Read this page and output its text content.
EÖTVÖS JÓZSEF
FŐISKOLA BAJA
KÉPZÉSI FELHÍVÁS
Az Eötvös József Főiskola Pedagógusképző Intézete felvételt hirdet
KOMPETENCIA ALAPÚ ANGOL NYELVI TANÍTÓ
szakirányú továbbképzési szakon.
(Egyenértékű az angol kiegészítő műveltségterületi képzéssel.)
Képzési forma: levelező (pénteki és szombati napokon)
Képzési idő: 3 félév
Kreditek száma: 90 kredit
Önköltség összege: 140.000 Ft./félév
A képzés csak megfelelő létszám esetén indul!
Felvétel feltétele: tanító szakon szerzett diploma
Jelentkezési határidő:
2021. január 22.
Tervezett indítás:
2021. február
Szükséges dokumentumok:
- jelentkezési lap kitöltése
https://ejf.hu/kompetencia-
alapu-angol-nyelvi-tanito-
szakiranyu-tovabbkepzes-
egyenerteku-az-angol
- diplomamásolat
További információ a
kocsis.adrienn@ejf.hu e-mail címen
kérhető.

^^^^^^^^

# WHAT YOU SHOULD DO
Each entry is to be returned in full, character for character.

# EXERCISE OUTPUT
Read this page and output its text content.
EÖTVÖS JÓZSEF
FŐISKOLA BAJA
KÉPZÉSI FELHÍVÁS
Az Eötvös József Főiskola Pedagógusképző Intézete felvételt hirdet
KOMPETENCIA ALAPÚ ANGOL NYELVI TANÍTÓ
szakirányú továbbképzési szakon.
(Egyenértékű az angol kiegészítő műveltségterületi képzéssel.)
Képzési forma: levelező (pénteki és szombati napokon)
Képzési idő: 3 félév
Kreditek száma: 90 kredit
Önköltség összege: 140.000 Ft./félév
A képzés csak megfelelő létszám esetén indul!
Felvétel feltétele: tanító szakon szerzett diploma
Jelentkezési határidő:
2021. január 22.
Tervezett indítás:
2021. február
Szükséges dokumentumok:
- jelentkezési lap kitöltése
https://ejf.hu/kompetencia-
alapu-angol-nyelvi-tanito-
szakiranyu-tovabbkepzes-
egyenerteku-az-angol
- diplomamásolat
További információ a
kocsis.adrienn@ejf.hu e-mail címen
kérhető.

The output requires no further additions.